• **Bereitgestellter Text**
# Kurzer Benq W1070 Bericht (und Bitte um Rat)



## Kühlschrankwichtel (31. März 2013)

Hallo Mitwichtel!

Ich bin zur Zeit auf der Suche nach einem Beamer. Meine Anwendung: *Monitorersatz*! Ich will ein Gerät, mit dem ich vom Sofa aus surfen, Videos gucken und auch mal was spielen kann.
Meine gewünschte Projektionsbreite ist 2-2,2m.

*Part 1)*
Trotz des drohenden Regenbogeneffektes entschied ich mich spontan für den Benq W1070, der vor einigen Tagen hier eingetroffen ist. Um eine eventuelle Rückgabe nicht zu gefährden, habe ich so schnell es geht getestet.
.. bisher nur auf weisser Raufasertapete.


Was mir aufgefallen ist:
1. Das Bild vom Benq ist sehr hell und auch recht scharf! Testweise ein Paar Exceldateien geöffnet und alle Schriften waren gut lesbar... natürlich nicht zu vergleichen mit nem Monitor  An den Rändern des Bildes war zunehmende Unschärfe zu erkennen, was aber nicht wirklich als unscharf bezeichnet werden kann. Habe im Anschluss das Testbild mit den vielen waage- und senkrechten weissen Linien projiziert und siehe da, chromatische Aberration... die verschiedenen Grundfarben des Farbrades werden unterschiedlich stark durch die Optiken gebrochen (ist bei Linsen nicht so hoher Qualität besonders in den Randbereichen typisch). Der Effekt ist nicht stark, führt meiner Meinung nach jedoch zu der zum Rand abnehmenden Schärfe. Hier ein Paar Bilder:



			Dieser Inhalt steht nur eingeloggten Mitgliedern zur Verfügung.

• **Auszüge der Einträge**

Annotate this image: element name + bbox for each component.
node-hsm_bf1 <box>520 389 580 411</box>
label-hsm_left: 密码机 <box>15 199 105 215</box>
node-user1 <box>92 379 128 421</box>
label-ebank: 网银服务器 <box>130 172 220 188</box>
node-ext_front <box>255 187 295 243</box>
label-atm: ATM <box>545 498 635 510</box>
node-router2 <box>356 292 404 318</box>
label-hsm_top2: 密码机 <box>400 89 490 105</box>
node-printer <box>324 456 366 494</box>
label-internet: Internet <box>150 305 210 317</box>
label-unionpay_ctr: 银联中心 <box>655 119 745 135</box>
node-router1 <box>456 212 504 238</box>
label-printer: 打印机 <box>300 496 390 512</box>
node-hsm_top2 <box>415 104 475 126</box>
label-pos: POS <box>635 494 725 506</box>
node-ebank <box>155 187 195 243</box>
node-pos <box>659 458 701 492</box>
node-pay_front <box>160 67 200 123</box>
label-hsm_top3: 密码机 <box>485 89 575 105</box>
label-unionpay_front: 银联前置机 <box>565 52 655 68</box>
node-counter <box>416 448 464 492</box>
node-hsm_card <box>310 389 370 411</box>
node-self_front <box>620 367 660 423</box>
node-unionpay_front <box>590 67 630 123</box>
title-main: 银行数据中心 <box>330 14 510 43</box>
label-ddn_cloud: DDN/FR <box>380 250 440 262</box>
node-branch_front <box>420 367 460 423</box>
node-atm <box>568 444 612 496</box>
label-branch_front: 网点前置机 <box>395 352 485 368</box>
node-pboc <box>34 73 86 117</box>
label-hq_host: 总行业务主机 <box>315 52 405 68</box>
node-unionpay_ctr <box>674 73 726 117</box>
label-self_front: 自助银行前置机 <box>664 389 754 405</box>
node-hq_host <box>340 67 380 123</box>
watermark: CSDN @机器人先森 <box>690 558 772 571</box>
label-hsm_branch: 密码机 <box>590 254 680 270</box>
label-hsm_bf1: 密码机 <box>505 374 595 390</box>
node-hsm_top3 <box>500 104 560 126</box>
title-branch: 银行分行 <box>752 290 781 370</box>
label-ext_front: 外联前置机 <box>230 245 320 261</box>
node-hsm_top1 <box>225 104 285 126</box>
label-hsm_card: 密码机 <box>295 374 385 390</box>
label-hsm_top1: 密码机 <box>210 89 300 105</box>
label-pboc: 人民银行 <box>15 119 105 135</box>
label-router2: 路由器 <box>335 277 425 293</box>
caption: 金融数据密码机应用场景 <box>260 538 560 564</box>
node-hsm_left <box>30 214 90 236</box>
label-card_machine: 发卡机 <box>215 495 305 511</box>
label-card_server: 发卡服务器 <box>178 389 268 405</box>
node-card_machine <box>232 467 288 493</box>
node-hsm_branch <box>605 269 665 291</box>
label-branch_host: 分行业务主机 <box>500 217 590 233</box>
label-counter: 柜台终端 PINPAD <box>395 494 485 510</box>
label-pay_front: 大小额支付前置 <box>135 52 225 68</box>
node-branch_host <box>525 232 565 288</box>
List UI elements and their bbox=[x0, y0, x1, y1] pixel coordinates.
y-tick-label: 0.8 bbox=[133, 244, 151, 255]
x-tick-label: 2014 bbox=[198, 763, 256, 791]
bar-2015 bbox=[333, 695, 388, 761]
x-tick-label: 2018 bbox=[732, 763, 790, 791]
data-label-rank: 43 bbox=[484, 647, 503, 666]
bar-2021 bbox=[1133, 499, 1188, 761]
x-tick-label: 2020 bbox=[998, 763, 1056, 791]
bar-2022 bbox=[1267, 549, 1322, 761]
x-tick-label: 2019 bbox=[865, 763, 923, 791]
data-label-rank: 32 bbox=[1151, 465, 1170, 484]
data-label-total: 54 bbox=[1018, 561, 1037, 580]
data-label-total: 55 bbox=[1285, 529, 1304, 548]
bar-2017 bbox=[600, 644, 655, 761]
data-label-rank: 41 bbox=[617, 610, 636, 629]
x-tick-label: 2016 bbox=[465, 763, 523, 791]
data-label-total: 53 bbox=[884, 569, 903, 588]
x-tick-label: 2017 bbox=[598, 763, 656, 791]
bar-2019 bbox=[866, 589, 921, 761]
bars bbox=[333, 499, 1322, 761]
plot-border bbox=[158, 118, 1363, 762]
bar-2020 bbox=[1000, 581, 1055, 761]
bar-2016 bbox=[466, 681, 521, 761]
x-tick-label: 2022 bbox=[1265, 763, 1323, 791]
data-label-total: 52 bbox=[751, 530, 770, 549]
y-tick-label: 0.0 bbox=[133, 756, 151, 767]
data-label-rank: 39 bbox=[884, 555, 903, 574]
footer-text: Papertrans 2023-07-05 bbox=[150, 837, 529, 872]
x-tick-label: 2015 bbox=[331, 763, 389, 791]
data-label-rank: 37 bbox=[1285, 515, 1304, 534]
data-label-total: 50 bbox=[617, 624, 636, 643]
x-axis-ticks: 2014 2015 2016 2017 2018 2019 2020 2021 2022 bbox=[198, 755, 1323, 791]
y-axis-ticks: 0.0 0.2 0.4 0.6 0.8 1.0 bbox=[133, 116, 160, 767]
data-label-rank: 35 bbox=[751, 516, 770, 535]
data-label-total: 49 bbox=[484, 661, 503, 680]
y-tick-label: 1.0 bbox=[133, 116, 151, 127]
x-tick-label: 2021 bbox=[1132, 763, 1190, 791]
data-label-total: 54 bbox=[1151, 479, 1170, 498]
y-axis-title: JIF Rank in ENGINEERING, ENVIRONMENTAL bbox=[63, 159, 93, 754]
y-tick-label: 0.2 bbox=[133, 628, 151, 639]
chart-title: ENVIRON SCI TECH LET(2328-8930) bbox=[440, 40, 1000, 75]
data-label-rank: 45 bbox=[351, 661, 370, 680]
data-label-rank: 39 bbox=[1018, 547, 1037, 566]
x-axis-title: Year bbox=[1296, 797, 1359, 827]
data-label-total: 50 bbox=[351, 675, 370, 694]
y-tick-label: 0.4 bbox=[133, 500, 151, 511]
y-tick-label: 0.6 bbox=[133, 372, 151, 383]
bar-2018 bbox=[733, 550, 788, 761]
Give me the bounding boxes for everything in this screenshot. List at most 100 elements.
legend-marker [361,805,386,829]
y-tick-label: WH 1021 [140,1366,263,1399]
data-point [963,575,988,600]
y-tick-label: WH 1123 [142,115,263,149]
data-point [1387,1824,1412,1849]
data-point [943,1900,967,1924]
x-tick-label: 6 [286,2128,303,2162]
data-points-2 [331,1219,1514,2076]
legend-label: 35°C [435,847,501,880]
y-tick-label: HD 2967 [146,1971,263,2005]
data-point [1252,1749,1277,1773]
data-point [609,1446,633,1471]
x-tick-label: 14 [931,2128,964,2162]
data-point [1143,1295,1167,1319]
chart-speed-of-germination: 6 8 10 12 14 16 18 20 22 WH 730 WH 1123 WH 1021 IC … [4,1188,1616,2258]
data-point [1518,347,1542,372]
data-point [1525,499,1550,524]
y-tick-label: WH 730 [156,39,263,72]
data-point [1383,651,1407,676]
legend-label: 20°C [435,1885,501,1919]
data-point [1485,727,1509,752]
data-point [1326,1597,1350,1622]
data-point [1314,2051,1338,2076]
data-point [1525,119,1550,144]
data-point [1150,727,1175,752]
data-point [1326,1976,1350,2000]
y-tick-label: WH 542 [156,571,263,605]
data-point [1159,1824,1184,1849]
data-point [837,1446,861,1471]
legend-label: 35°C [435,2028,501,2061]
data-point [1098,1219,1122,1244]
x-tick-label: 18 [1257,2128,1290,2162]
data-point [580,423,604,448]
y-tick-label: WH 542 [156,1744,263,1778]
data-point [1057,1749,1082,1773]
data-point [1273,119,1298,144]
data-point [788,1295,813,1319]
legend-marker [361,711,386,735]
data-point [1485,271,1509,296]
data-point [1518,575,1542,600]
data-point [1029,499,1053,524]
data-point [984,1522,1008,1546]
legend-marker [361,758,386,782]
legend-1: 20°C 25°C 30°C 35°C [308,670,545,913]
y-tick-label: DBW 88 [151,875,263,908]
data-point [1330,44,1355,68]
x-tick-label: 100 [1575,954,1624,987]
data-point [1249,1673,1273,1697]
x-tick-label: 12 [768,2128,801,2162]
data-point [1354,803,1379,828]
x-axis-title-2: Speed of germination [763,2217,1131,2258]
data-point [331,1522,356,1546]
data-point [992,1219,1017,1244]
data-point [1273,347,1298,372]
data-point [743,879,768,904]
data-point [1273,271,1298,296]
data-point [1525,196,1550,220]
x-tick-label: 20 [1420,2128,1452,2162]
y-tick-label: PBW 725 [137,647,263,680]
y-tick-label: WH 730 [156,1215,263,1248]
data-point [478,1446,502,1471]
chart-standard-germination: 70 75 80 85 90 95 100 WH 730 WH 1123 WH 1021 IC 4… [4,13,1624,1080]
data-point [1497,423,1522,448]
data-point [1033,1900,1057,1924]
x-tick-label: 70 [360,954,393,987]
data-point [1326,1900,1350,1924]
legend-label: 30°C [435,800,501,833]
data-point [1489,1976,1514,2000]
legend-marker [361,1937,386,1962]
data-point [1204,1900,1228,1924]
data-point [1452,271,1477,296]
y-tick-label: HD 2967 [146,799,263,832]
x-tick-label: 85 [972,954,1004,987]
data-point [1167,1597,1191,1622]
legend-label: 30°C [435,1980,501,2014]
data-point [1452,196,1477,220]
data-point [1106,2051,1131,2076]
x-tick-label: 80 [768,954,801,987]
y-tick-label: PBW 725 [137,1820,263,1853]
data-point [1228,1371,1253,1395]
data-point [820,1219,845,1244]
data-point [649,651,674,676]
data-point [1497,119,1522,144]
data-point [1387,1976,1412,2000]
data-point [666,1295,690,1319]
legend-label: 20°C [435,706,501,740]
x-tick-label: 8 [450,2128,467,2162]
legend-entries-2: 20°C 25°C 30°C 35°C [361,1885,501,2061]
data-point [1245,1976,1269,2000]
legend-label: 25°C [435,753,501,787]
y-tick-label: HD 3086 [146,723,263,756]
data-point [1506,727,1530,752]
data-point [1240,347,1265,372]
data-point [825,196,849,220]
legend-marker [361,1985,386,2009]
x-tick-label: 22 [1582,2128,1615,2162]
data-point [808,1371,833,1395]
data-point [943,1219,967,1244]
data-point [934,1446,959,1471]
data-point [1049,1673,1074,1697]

• **Aufgabenstellung**
Erkläre in ein bis drei Sätzen, worauf im Bericht zum Benq W1070 die zum Bildrand hin abnehmende Schärfe zurückgeführt wird. Die Einträge spielen hierfür keine Rolle.

• **Antwort zur Aufgabe**
Sie wird auf chromatische Aberration zurückgeführt: Die verschiedenen Grundfarben des Farbrades werden durch die Optik unterschiedlich stark gebrochen, was bei Linsen nicht so hoher Qualität besonders in den Randbereichen typisch ist. Der Effekt ist nicht stark, führt aber nach der im Bericht geäußerten Meinung zu der zum Rand abnehmenden Schärfe.